▸ Exercise prompt: Repeat the entire listing exactly as written.

▸ Listing:
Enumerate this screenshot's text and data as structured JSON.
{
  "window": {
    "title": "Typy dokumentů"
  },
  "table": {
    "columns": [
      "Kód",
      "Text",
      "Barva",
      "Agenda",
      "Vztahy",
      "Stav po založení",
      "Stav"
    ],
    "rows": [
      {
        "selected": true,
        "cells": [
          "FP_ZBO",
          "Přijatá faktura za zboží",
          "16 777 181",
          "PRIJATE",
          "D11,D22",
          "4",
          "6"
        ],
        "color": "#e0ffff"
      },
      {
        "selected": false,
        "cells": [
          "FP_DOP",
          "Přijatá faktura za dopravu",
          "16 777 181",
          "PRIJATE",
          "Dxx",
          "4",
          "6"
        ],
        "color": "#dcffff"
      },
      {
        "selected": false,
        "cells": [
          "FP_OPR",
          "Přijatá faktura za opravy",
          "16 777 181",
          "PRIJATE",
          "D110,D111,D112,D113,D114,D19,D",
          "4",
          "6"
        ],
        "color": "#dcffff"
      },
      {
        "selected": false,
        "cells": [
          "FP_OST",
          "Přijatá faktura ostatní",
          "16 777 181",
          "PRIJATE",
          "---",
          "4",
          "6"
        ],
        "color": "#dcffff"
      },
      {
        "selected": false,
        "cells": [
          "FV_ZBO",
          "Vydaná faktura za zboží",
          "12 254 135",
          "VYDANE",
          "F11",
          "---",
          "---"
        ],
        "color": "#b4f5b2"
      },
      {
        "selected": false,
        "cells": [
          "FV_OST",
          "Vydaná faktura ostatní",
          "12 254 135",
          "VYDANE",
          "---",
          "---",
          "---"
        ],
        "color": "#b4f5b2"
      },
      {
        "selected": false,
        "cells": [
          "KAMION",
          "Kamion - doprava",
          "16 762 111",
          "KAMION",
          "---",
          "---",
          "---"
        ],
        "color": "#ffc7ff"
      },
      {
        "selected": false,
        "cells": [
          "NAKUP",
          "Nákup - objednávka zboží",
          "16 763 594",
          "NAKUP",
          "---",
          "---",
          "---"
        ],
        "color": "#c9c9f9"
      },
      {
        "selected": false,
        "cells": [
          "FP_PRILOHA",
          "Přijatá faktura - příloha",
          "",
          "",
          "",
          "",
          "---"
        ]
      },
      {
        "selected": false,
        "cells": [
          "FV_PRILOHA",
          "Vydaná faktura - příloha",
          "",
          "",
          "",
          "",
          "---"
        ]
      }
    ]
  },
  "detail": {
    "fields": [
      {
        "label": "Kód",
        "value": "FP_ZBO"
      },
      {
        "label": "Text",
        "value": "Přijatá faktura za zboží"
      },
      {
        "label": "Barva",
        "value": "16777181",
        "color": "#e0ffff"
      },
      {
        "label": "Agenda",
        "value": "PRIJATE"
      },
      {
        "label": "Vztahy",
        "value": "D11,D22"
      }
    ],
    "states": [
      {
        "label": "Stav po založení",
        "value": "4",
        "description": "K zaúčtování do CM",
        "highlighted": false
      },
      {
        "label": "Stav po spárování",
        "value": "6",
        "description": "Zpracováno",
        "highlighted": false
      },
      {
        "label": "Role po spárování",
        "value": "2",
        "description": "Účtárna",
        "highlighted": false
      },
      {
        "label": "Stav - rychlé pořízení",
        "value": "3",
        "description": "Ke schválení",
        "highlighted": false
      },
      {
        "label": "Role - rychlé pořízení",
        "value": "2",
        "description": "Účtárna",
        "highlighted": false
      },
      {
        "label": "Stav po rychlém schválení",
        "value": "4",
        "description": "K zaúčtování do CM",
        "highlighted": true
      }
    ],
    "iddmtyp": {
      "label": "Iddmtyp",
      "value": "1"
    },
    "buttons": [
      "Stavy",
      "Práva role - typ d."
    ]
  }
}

▸ The answer:
Enumerate this screenshot's text and data as structured JSON.
{
  "window": {
    "title": "Typy dokumentů"
  },
  "table": {
    "columns": [
      "Kód",
      "Text",
      "Barva",
      "Agenda",
      "Vztahy",
      "Stav po založení",
      "Stav"
    ],
    "rows": [
      {
        "selected": true,
        "cells": [
          "FP_ZBO",
          "Přijatá faktura za zboží",
          "16 777 181",
          "PRIJATE",
          "D11,D22",
          "4",
          "6"
        ],
        "color": "#e0ffff"
      },
      {
        "selected": false,
        "cells": [
          "FP_DOP",
          "Přijatá faktura za dopravu",
          "16 777 181",
          "PRIJATE",
          "Dxx",
          "4",
          "6"
        ],
        "color": "#dcffff"
      },
      {
        "selected": false,
        "cells": [
          "FP_OPR",
          "Přijatá faktura za opravy",
          "16 777 181",
          "PRIJATE",
          "D110,D111,D112,D113,D114,D19,D",
          "4",
          "6"
        ],
        "color": "#dcffff"
      },
      {
        "selected": false,
        "cells": [
          "FP_OST",
          "Přijatá faktura ostatní",
          "16 777 181",
          "PRIJATE",
          "---",
          "4",
          "6"
        ],
        "color": "#dcffff"
      },
      {
        "selected": false,
        "cells": [
          "FV_ZBO",
          "Vydaná faktura za zboží",
          "12 254 135",
          "VYDANE",
          "F11",
          "---",
          "---"
        ],
        "color": "#b4f5b2"
      },
      {
        "selected": false,
        "cells": [
          "FV_OST",
          "Vydaná faktura ostatní",
          "12 254 135",
          "VYDANE",
          "---",
          "---",
          "---"
        ],
        "color": "#b4f5b2"
      },
      {
        "selected": false,
        "cells": [
          "KAMION",
          "Kamion - doprava",
          "16 762 111",
          "KAMION",
          "---",
          "---",
          "---"
        ],
        "color": "#ffc7ff"
      },
      {
        "selected": false,
        "cells": [
          "NAKUP",
          "Nákup - objednávka zboží",
          "16 763 594",
          "NAKUP",
          "---",
          "---",
          "---"
        ],
        "color": "#c9c9f9"
      },
      {
        "selected": false,
        "cells": [
          "FP_PRILOHA",
          "Přijatá faktura - příloha",
          "",
          "",
          "",
          "",
          "---"
        ]
      },
      {
        "selected": false,
        "cells": [
          "FV_PRILOHA",
          "Vydaná faktura - příloha",
          "",
          "",
          "",
          "",
          "---"
        ]
      }
    ]
  },
  "detail": {
    "fields": [
      {
        "label": "Kód",
        "value": "FP_ZBO"
      },
      {
        "label": "Text",
        "value": "Přijatá faktura za zboží"
      },
      {
        "label": "Barva",
        "value": "16777181",
        "color": "#e0ffff"
      },
      {
        "label": "Agenda",
        "value": "PRIJATE"
      },
      {
        "label": "Vztahy",
        "value": "D11,D22"
      }
    ],
    "states": [
      {
        "label": "Stav po založení",
        "value": "4",
        "description": "K zaúčtování do CM",
        "highlighted": false
      },
      {
        "label": "Stav po spárování",
        "value": "6",
        "description": "Zpracováno",
        "highlighted": false
      },
      {
        "label": "Role po spárování",
        "value": "2",
        "description": "Účtárna",
        "highlighted": false
      },
      {
        "label": "Stav - rychlé pořízení",
        "value": "3",
        "description": "Ke schválení",
        "highlighted": false
      },
      {
        "label": "Role - rychlé pořízení",
        "value": "2",
        "description": "Účtárna",
        "highlighted": false
      },
      {
        "label": "Stav po rychlém schválení",
        "value": "4",
        "description": "K zaúčtování do CM",
        "highlighted": true
      }
    ],
    "iddmtyp": {
      "label": "Iddmtyp",
      "value": "1"
    },
    "buttons": [
      "Stavy",
      "Práva role - typ d."
    ]
  }
}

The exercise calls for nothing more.